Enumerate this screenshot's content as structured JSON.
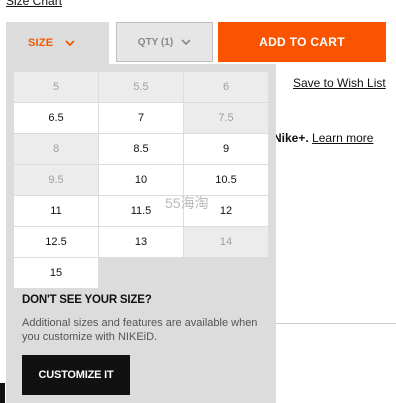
{
  "header": {
    "size_chart_link": "Size Chart"
  },
  "size_selector": {
    "label": "SIZE"
  },
  "qty_selector": {
    "label": "QTY (1)"
  },
  "add_to_cart": {
    "label": "ADD TO CART"
  },
  "wishlist": {
    "label": "Save to Wish List"
  },
  "nikeplus": {
    "prefix": "Nike+.",
    "link": "Learn more"
  },
  "watermark": {
    "text": "55海淘"
  },
  "size_grid": {
    "sizes": [
      {
        "label": "5",
        "available": false
      },
      {
        "label": "5.5",
        "available": false
      },
      {
        "label": "6",
        "available": false
      },
      {
        "label": "6.5",
        "available": true
      },
      {
        "label": "7",
        "available": true
      },
      {
        "label": "7.5",
        "available": false
      },
      {
        "label": "8",
        "available": false
      },
      {
        "label": "8.5",
        "available": true
      },
      {
        "label": "9",
        "available": true
      },
      {
        "label": "9.5",
        "available": false
      },
      {
        "label": "10",
        "available": true
      },
      {
        "label": "10.5",
        "available": true
      },
      {
        "label": "11",
        "available": true
      },
      {
        "label": "11.5",
        "available": true
      },
      {
        "label": "12",
        "available": true
      },
      {
        "label": "12.5",
        "available": true
      },
      {
        "label": "13",
        "available": true
      },
      {
        "label": "14",
        "available": false
      },
      {
        "label": "15",
        "available": true
      }
    ]
  },
  "customize": {
    "title": "DON'T SEE YOUR SIZE?",
    "text": "Additional sizes and features are available when you customize with NIKEiD.",
    "button": "CUSTOMIZE IT"
  },
  "colors": {
    "accent": "#fa5400",
    "size_label": "#f05a00",
    "dark": "#111111"
  }
}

+---+

* [Brief]:
Lines containing the word "sizes" must all be returned from the material above.

* [Solution]:
    "sizes": [
    "text": "Additional sizes and features are available when you customize with NIKEiD.",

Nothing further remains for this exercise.